• Source data:

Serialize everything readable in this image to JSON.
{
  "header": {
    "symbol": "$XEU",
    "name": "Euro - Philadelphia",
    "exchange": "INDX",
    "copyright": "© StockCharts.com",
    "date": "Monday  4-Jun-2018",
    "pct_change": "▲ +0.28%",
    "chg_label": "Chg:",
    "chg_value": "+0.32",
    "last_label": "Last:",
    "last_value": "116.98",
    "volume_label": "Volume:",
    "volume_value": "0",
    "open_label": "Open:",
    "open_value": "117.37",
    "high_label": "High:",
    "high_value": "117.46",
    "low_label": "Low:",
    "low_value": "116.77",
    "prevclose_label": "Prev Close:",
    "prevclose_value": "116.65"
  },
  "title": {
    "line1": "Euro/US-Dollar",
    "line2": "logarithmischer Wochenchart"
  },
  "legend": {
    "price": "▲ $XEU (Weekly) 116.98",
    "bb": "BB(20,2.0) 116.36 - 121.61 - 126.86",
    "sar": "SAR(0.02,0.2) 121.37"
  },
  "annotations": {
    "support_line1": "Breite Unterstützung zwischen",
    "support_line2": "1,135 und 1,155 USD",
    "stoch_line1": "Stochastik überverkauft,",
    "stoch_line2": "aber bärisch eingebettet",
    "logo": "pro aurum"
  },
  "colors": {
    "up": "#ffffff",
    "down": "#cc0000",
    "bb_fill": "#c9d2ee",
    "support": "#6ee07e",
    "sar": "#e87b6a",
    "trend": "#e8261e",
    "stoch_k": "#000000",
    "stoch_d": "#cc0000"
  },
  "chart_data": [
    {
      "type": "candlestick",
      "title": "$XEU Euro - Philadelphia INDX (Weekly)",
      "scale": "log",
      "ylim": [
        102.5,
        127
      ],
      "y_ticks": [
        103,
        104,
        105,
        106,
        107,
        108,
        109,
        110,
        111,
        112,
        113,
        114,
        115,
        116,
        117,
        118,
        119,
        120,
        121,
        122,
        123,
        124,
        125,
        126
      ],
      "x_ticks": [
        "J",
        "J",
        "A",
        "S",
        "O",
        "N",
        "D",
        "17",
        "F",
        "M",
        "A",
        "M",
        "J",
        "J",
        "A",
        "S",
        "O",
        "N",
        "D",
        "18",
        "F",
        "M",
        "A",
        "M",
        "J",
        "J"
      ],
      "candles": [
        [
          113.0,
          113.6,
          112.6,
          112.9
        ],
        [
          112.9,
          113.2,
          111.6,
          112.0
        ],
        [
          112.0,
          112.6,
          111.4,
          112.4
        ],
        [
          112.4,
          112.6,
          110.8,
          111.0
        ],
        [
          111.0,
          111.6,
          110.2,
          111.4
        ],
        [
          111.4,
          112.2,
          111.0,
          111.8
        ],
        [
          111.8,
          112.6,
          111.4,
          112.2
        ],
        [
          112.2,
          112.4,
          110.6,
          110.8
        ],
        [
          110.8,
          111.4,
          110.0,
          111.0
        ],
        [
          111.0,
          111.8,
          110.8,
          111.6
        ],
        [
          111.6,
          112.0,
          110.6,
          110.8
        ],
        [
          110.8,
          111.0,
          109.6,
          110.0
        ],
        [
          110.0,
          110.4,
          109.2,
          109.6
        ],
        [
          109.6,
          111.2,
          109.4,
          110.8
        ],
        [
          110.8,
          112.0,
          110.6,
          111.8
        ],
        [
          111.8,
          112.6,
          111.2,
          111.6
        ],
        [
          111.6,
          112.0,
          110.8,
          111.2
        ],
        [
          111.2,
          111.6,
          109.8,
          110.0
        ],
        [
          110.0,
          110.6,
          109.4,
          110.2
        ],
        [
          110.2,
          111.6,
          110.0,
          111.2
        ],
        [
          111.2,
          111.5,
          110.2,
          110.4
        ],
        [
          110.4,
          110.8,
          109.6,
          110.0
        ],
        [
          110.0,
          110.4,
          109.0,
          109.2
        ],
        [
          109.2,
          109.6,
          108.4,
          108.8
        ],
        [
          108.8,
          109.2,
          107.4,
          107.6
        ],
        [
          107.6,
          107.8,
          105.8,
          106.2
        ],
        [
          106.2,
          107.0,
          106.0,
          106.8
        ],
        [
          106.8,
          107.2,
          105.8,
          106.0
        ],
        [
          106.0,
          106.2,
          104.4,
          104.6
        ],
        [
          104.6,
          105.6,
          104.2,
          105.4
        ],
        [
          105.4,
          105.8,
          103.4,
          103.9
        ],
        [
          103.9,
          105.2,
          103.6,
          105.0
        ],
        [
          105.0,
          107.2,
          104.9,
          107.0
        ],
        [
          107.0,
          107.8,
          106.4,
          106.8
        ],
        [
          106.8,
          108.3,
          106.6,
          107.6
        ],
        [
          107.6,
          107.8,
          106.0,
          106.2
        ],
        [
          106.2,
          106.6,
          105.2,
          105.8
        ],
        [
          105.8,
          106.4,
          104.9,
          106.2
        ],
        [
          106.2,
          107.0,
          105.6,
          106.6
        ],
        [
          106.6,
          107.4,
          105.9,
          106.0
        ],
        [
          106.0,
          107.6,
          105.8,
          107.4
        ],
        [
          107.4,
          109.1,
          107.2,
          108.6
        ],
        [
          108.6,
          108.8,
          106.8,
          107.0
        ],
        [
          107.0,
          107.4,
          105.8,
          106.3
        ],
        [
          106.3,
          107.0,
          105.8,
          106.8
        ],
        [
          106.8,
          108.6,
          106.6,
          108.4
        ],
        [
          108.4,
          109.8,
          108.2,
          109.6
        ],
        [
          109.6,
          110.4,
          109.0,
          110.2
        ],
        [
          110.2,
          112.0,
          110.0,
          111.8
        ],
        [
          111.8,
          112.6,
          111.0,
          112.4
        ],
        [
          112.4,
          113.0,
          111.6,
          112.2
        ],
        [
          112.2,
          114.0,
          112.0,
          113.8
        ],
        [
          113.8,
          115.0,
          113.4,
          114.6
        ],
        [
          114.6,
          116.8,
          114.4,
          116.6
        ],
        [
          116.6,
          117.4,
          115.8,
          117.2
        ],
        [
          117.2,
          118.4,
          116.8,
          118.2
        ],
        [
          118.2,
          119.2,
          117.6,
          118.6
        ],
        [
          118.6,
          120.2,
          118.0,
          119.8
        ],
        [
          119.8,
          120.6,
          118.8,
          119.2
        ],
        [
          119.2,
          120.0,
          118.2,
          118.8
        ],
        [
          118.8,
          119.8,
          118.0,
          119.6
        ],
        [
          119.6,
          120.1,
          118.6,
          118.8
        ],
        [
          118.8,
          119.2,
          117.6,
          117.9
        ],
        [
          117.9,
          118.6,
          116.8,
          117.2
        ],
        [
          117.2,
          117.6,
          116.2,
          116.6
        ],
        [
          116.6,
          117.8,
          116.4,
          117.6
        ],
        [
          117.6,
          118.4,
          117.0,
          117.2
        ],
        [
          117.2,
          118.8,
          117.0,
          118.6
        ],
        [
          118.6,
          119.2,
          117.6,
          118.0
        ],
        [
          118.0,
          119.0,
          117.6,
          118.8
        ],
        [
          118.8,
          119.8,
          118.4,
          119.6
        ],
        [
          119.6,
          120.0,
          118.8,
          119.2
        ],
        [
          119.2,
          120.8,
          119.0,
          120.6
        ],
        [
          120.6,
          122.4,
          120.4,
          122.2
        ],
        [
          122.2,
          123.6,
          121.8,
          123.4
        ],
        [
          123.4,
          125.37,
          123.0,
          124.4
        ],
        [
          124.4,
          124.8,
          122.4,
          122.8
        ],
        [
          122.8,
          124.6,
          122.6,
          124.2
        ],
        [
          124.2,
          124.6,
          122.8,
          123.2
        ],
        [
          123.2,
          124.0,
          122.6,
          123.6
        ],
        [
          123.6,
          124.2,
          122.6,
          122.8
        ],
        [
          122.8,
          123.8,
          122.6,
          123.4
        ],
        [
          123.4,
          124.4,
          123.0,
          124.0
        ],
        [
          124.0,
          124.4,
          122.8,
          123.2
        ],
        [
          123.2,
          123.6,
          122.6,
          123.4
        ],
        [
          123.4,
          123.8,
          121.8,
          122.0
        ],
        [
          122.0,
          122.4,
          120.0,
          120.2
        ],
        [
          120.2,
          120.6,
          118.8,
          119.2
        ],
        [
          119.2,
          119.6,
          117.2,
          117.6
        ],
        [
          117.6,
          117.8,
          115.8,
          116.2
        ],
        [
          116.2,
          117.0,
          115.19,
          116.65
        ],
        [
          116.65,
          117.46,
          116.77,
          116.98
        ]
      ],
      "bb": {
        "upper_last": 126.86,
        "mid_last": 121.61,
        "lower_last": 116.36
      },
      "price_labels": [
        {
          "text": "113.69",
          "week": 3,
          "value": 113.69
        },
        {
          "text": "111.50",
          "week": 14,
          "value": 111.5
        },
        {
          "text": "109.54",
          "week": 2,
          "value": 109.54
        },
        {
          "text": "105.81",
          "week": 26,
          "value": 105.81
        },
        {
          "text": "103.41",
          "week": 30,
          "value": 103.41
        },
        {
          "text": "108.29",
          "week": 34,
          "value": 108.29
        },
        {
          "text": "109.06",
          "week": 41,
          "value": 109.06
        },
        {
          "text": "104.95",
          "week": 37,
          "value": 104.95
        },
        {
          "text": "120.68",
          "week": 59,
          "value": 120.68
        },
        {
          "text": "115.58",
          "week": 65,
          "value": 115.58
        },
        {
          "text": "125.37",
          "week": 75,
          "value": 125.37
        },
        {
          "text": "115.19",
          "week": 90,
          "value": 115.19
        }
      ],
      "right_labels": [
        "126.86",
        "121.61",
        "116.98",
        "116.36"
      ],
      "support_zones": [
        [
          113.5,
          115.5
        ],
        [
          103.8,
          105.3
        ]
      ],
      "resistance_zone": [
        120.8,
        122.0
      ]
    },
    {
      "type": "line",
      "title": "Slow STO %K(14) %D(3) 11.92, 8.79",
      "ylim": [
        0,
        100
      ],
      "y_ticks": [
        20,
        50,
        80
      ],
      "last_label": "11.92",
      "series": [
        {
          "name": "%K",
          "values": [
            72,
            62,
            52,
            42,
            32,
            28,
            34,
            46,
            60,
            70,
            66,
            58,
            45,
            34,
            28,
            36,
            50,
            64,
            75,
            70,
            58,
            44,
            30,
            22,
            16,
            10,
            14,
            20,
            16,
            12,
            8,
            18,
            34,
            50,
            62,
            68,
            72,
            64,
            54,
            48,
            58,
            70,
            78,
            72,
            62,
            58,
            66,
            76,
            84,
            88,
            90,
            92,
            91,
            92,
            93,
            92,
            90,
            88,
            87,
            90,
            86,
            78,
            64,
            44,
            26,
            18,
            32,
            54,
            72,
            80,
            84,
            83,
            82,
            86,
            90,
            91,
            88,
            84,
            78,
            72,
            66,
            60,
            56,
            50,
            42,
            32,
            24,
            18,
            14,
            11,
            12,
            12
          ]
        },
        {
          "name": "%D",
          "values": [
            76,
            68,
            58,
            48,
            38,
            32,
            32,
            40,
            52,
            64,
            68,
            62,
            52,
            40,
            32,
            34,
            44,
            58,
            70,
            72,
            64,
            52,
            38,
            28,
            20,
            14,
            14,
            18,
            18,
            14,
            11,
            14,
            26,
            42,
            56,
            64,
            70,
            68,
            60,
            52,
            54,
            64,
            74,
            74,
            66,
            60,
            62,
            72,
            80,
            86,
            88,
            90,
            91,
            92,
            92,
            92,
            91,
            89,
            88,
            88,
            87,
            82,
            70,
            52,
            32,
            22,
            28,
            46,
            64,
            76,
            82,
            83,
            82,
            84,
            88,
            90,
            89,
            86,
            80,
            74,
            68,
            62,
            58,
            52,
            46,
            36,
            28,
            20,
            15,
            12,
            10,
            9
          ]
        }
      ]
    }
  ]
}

• What needs to be done: Reproduce every line from the entries that holds the word "Euro".

• Result of this task:
    "name": "Euro - Philadelphia",
    "line1": "Euro/US-Dollar",
      "title": "$XEU Euro - Philadelphia INDX (Weekly)",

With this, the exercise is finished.